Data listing
-*-

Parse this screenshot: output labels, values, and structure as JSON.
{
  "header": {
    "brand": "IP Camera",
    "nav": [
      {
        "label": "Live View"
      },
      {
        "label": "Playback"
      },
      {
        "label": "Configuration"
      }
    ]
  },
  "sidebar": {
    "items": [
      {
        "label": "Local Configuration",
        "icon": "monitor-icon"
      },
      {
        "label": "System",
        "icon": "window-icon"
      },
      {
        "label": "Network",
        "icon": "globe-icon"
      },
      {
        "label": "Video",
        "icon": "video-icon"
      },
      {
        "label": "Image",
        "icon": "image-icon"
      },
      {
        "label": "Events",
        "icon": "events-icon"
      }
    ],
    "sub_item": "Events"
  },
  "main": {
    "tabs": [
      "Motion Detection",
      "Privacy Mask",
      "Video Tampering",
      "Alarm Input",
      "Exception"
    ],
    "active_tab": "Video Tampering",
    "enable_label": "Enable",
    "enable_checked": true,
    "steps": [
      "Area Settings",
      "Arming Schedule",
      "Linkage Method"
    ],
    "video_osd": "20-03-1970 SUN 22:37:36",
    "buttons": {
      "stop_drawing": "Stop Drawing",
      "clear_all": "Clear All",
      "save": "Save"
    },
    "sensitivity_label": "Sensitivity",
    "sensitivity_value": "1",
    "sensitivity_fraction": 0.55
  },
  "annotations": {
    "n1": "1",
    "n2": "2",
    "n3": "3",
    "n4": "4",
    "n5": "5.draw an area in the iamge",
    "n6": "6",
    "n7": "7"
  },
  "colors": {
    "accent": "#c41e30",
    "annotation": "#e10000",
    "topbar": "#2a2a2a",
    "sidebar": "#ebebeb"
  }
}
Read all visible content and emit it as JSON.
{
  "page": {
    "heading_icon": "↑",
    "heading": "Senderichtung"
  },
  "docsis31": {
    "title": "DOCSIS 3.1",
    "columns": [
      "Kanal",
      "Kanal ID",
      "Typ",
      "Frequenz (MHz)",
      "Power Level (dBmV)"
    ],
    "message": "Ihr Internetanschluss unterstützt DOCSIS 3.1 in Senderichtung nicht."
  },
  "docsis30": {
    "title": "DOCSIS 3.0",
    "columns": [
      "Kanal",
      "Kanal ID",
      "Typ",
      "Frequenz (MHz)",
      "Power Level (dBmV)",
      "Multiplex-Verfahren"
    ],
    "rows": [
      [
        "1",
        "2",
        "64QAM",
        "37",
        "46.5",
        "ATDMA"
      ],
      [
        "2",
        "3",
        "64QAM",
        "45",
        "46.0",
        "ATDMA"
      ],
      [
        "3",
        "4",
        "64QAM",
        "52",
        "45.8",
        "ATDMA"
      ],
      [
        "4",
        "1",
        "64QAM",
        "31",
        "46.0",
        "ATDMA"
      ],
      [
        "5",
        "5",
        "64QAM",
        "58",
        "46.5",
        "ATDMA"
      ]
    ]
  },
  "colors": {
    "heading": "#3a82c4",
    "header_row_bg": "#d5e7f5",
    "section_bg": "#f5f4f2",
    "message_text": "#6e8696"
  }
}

-*-

# TASK:
Give the records above again, word for word.

# OUTPUT FOR THIS TASK:
Parse this screenshot: output labels, values, and structure as JSON.
{
  "header": {
    "brand": "IP Camera",
    "nav": [
      {
        "label": "Live View"
      },
      {
        "label": "Playback"
      },
      {
        "label": "Configuration"
      }
    ]
  },
  "sidebar": {
    "items": [
      {
        "label": "Local Configuration",
        "icon": "monitor-icon"
      },
      {
        "label": "System",
        "icon": "window-icon"
      },
      {
        "label": "Network",
        "icon": "globe-icon"
      },
      {
        "label": "Video",
        "icon": "video-icon"
      },
      {
        "label": "Image",
        "icon": "image-icon"
      },
      {
        "label": "Events",
        "icon": "events-icon"
      }
    ],
    "sub_item": "Events"
  },
  "main": {
    "tabs": [
      "Motion Detection",
      "Privacy Mask",
      "Video Tampering",
      "Alarm Input",
      "Exception"
    ],
    "active_tab": "Video Tampering",
    "enable_label": "Enable",
    "enable_checked": true,
    "steps": [
      "Area Settings",
      "Arming Schedule",
      "Linkage Method"
    ],
    "video_osd": "20-03-1970 SUN 22:37:36",
    "buttons": {
      "stop_drawing": "Stop Drawing",
      "clear_all": "Clear All",
      "save": "Save"
    },
    "sensitivity_label": "Sensitivity",
    "sensitivity_value": "1",
    "sensitivity_fraction": 0.55
  },
  "annotations": {
    "n1": "1",
    "n2": "2",
    "n3": "3",
    "n4": "4",
    "n5": "5.draw an area in the iamge",
    "n6": "6",
    "n7": "7"
  },
  "colors": {
    "accent": "#c41e30",
    "annotation": "#e10000",
    "topbar": "#2a2a2a",
    "sidebar": "#ebebeb"
  }
}
Read all visible content and emit it as JSON.
{
  "page": {
    "heading_icon": "↑",
    "heading": "Senderichtung"
  },
  "docsis31": {
    "title": "DOCSIS 3.1",
    "columns": [
      "Kanal",
      "Kanal ID",
      "Typ",
      "Frequenz (MHz)",
      "Power Level (dBmV)"
    ],
    "message": "Ihr Internetanschluss unterstützt DOCSIS 3.1 in Senderichtung nicht."
  },
  "docsis30": {
    "title": "DOCSIS 3.0",
    "columns": [
      "Kanal",
      "Kanal ID",
      "Typ",
      "Frequenz (MHz)",
      "Power Level (dBmV)",
      "Multiplex-Verfahren"
    ],
    "rows": [
      [
        "1",
        "2",
        "64QAM",
        "37",
        "46.5",
        "ATDMA"
      ],
      [
        "2",
        "3",
        "64QAM",
        "45",
        "46.0",
        "ATDMA"
      ],
      [
        "3",
        "4",
        "64QAM",
        "52",
        "45.8",
        "ATDMA"
      ],
      [
        "4",
        "1",
        "64QAM",
        "31",
        "46.0",
        "ATDMA"
      ],
      [
        "5",
        "5",
        "64QAM",
        "58",
        "46.5",
        "ATDMA"
      ]
    ]
  },
  "colors": {
    "heading": "#3a82c4",
    "header_row_bg": "#d5e7f5",
    "section_bg": "#f5f4f2",
    "message_text": "#6e8696"
  }
}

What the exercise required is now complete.